But the demand doesn't match that. Michigan fans aren't demanding Illinois Volleyball Coverage or even a new field for Field Hockey. But under the bundled model Michigan fans can put Comcast over a barrell until they agree to make my mom pay a premium for BTN (and then the college model w/ Title IX and amateurism rules pushes that money into weird and silly places). When you ask consumers straight-up what they'd pay to have ESPN channels, they'll say $10. If ESPN demands $35, very few people will pay it, and black markets will proliferate until ESPN comes down. Likely then ESPN has to go into bankruptcy to get out of their contracts. The only way they get people to pay that now is by cheating.

They might also explain that most of their content has to run super-lean (hi reality TV!) unless they're producing something that will either a) Translate to an aftermarket ownership medium (e.g. Planet Earth), or b) Go on a premium network, which are the Hong Kong of the communist cable market. With more choice over what they want to watch, TV viewers are gravitatitng to a few well-produced shows, but it's the internet, aftermarket sales, and Netflix--a la carte media--driving that. 

They also have a very large upcharge over operational costs because they're a regulated industry that has to continually buy influence to subvert the wishes of a democratic public to avoid having to operate in a capitalist environment.

▶ **REQUIRED WORK**
**a)** Answer these questions about the excerpted text on cable bundling:
(i) When consumers are asked straight-up, what do they say they would pay to have ESPN channels?
(ii) Which two kinds of productions are named as exceptions to content that has to run super-lean?
(iii) What reason does the final paragraph give for the very large upcharge over operational costs?
**b)** Write a continuation of the text on cable TV bundling, starting after its final sentence.

▶ **DATA**
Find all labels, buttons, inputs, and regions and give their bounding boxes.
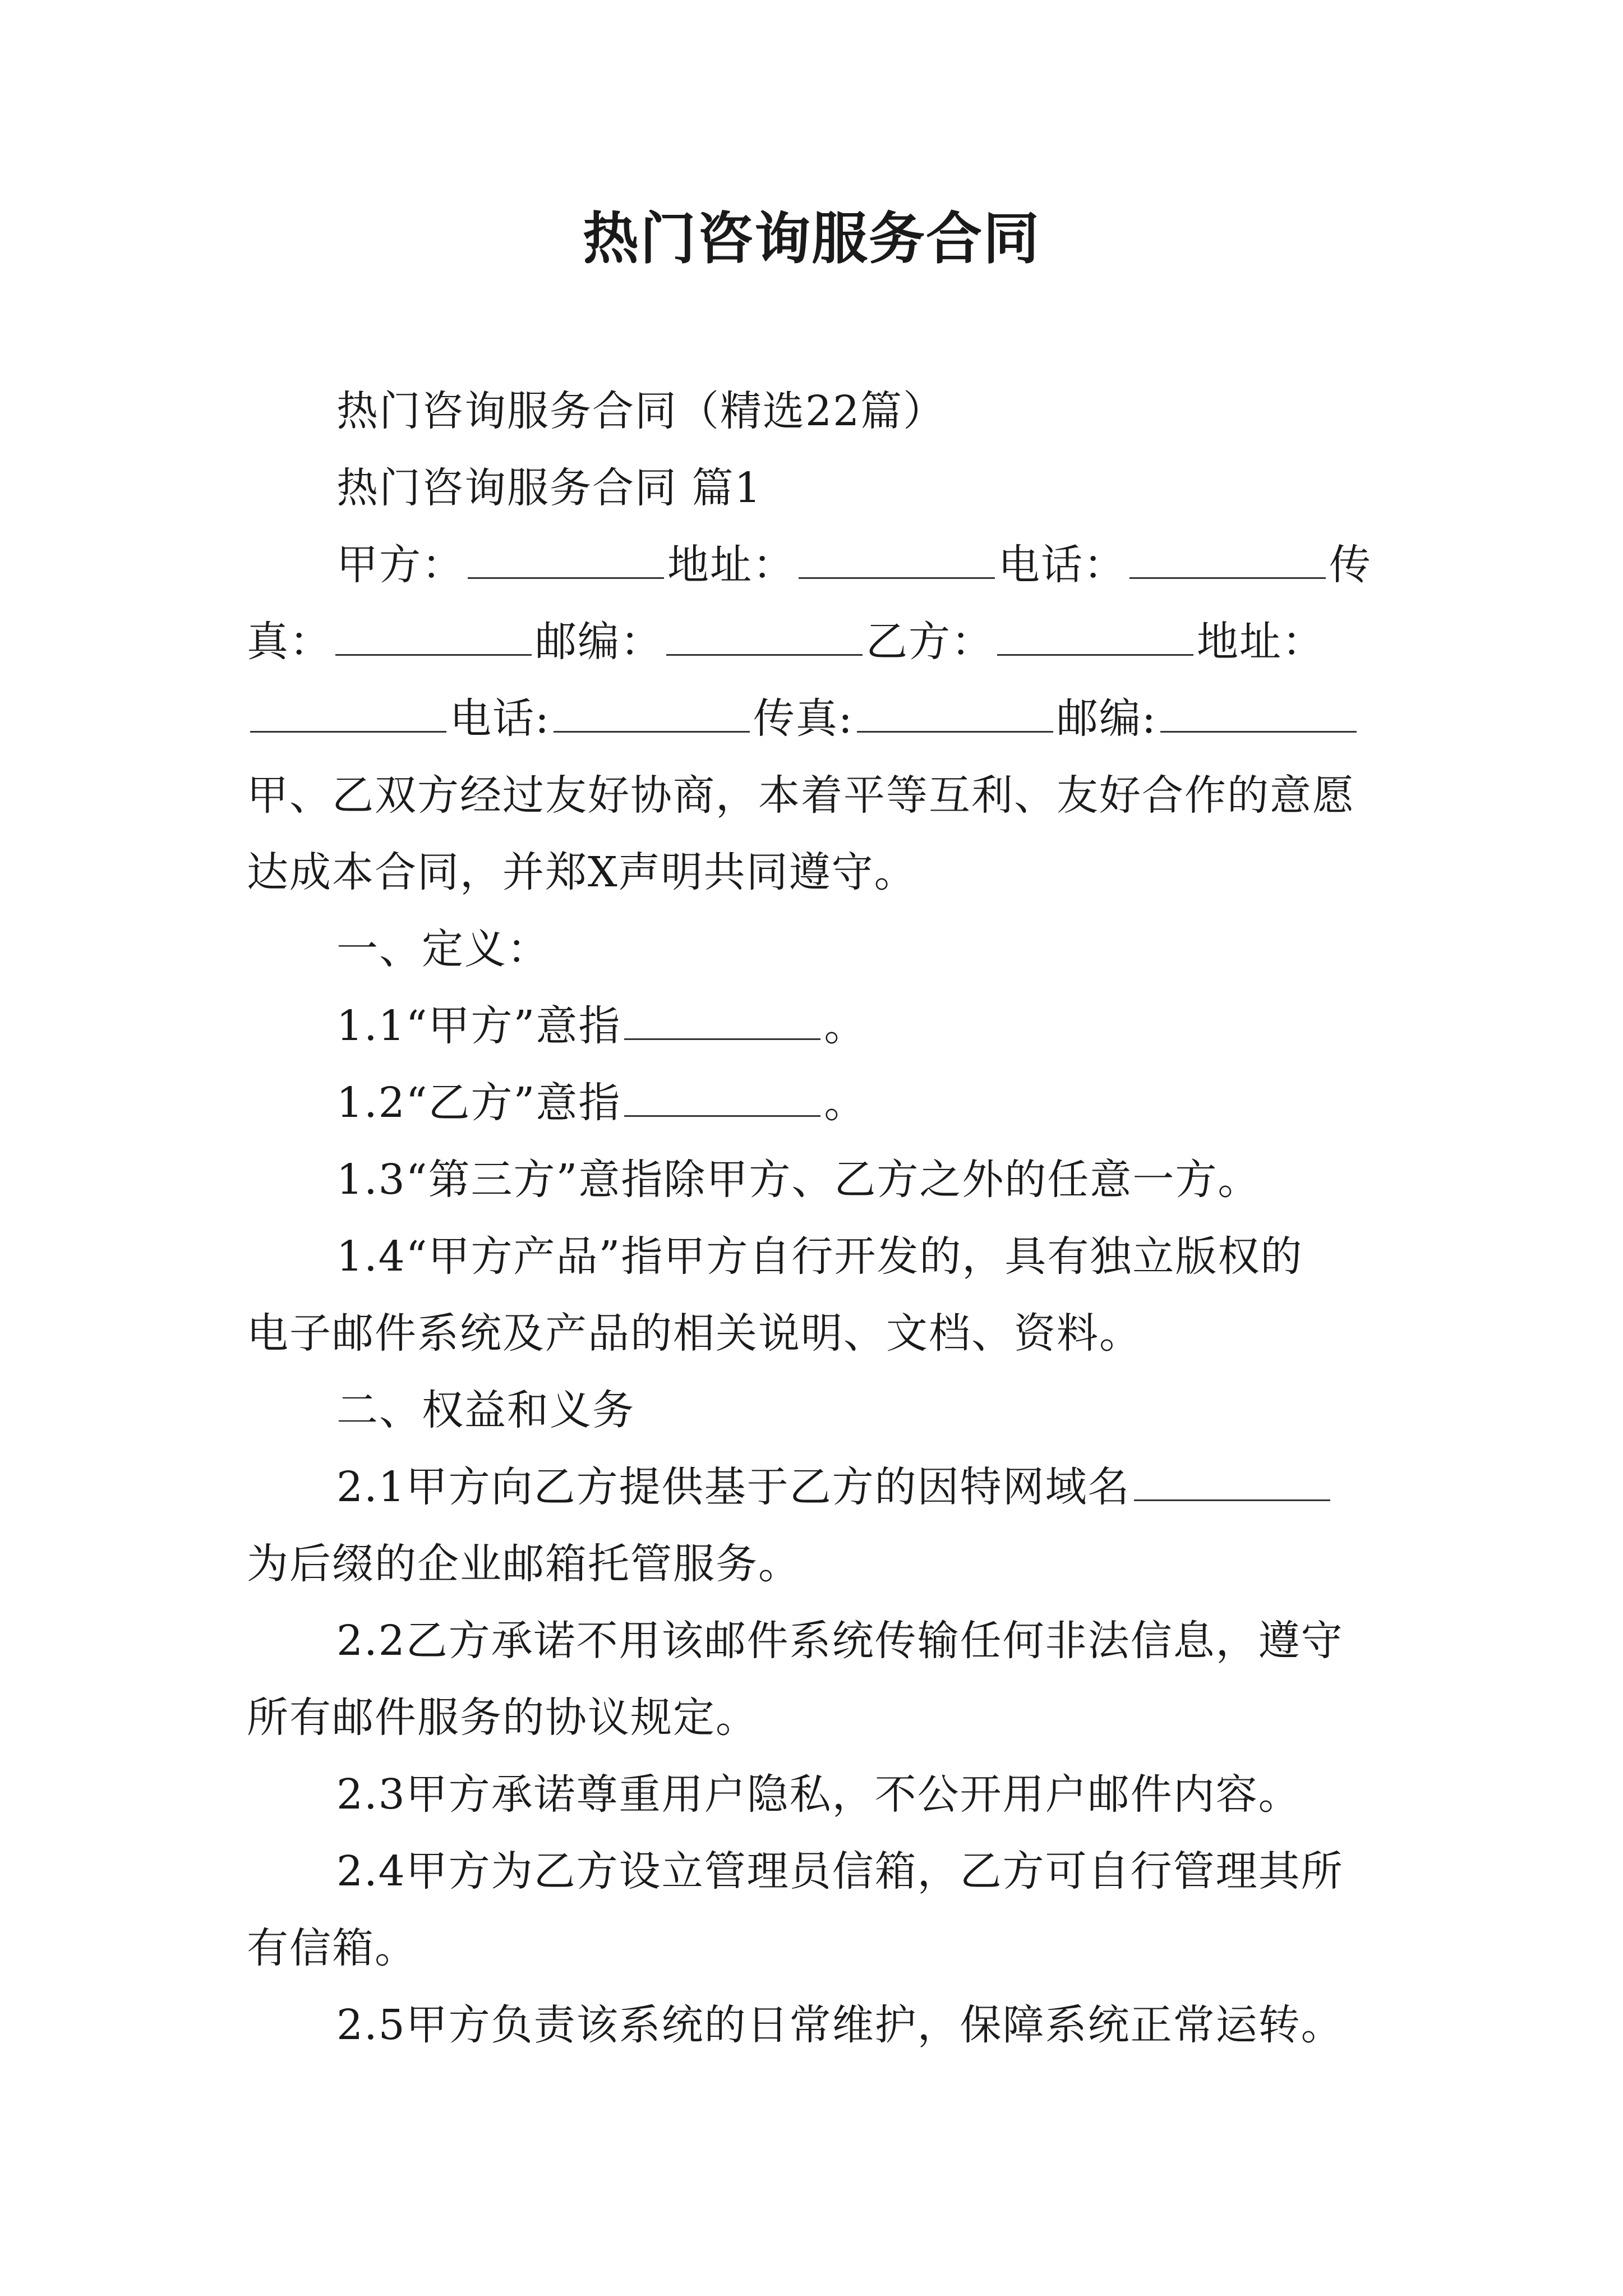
party-a-phone-label: 电话： <box>998 541 1126 589</box>
party-b-fax-blank <box>857 689 1053 733</box>
clause-2-1-line-1 <box>247 1449 1385 1526</box>
party-b-fax-label: 传真: <box>753 694 854 743</box>
intro-paragraph-line-2: 达成本合同，并郑X声明共同遵守。 <box>247 848 917 896</box>
party-b-blank <box>997 613 1193 656</box>
party-a-label: 甲方： <box>336 541 464 589</box>
party-b-label: 乙方： <box>866 618 994 666</box>
definitions-heading: 一、定义： <box>336 925 550 973</box>
definition-1-1-end: 。 <box>824 1002 867 1050</box>
document-body <box>247 373 1385 2064</box>
rights-heading: 二、权益和义务 <box>336 1386 635 1434</box>
party-b-postcode-label: 邮编: <box>1056 694 1157 743</box>
intro-paragraph-line-1: 甲、乙双方经过友好协商，本着平等互利、友好合作的意愿 <box>247 771 1355 820</box>
definition-1-2-blank <box>624 1074 820 1117</box>
definition-1-1-blank <box>624 997 820 1040</box>
clause-2-2-line-1: 2.2乙方承诺不用该邮件系统传输任何非法信息，遵守 <box>336 1617 1344 1665</box>
party-info-line-1 <box>247 527 1385 604</box>
clause-2-1-blank <box>1134 1458 1330 1501</box>
clause-2-5: 2.5甲方负责该系统的日常维护，保障系统正常运转。 <box>336 2001 1344 2049</box>
party-a-address-label: 地址： <box>667 541 795 589</box>
party-b-address-label: 地址： <box>1197 618 1325 666</box>
party-info-line-2 <box>247 604 1385 680</box>
document-subtitle: 热门咨询服务合同（精选22篇） <box>336 387 946 435</box>
party-b-phone-label: 电话: <box>450 694 550 743</box>
party-info-line-3 <box>247 680 1385 757</box>
clause-2-4-line-1: 2.4甲方为乙方设立管理员信箱，乙方可自行管理其所 <box>336 1847 1344 1895</box>
party-a-fax-label-start: 传 <box>1329 541 1372 589</box>
clause-2-1-text: 2.1甲方向乙方提供基于乙方的因特网域名 <box>336 1463 1131 1511</box>
definition-1-1 <box>247 988 1385 1065</box>
party-b-address-blank <box>250 689 446 733</box>
definition-1-2 <box>247 1065 1385 1142</box>
section-heading: 热门咨询服务合同 篇1 <box>336 464 762 512</box>
definition-1-4-line-1: 1.4“甲方产品”指甲方自行开发的，具有独立版权的 <box>336 1232 1303 1281</box>
party-a-fax-label-end: 真： <box>247 618 332 666</box>
party-a-postcode-blank <box>666 613 863 656</box>
party-a-phone-blank <box>1129 536 1326 579</box>
clause-2-4-line-2: 有信箱。 <box>247 1924 417 1972</box>
definition-1-1-text: 1.1“甲方”意指 <box>336 1002 621 1050</box>
clause-2-3: 2.3甲方承诺尊重用户隐私，不公开用户邮件内容。 <box>336 1770 1301 1819</box>
definition-1-2-end: 。 <box>824 1079 867 1127</box>
document-title: 热门咨询服务合同 <box>583 205 1040 272</box>
party-b-postcode-blank <box>1160 689 1357 733</box>
clause-2-2-line-2: 所有邮件服务的协议规定。 <box>247 1694 758 1742</box>
party-a-blank <box>468 536 664 579</box>
party-a-fax-blank <box>335 613 532 656</box>
definition-1-2-text: 1.2“乙方”意指 <box>336 1079 621 1127</box>
definition-1-3: 1.3“第三方”意指除甲方、乙方之外的任意一方。 <box>336 1156 1261 1204</box>
party-a-postcode-label: 邮编： <box>535 618 663 666</box>
definition-1-4-line-2: 电子邮件系统及产品的相关说明、文档、资料。 <box>247 1309 1142 1358</box>
party-b-phone-blank <box>554 689 750 733</box>
clause-2-1-line-2: 为后缀的企业邮箱托管服务。 <box>247 1540 801 1588</box>
party-a-address-blank <box>799 536 995 579</box>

▶ **FINAL ANSWERS**
**a)**
(i) $10.
(ii) Productions that will translate to an aftermarket ownership medium (e.g. Planet Earth), and productions that go on a premium network.
(iii) They are a regulated industry that has to continually buy influence to subvert the wishes of a democratic public, so they can avoid having to operate in a capitalist environment.

**b)**
So no, high cable bills aren't funding good TV--they're funding a boondoggle and political protection money to keep it running. The idea that they can give you $110 in programming for $90 is an Urban Meyer level sales pitch: they'll sell you as little as they can for as much as they can, and consumers will pay as little as possible for as much of what they want as possible. Right now that market is out of whack because the supply side uses non-market intervention techniques to short-circuit it. They can believe what they're selling is worth $110, but in any economy, the price isn't what you want to sell it for, but what the buyer is willing to pay.

ak47

April 26th, 2017 at 2:36 PM ^

The whole point is that espn can't function at $10/month because even if every single person who has ever watched espn pays 10$ month (they wouldn't) they'd still have to file for bankruptcy. The same thing goes for FX, HGTV, CW, etc.  Those channels can't function the way they currently exist based off just their audiences paying $10 per month.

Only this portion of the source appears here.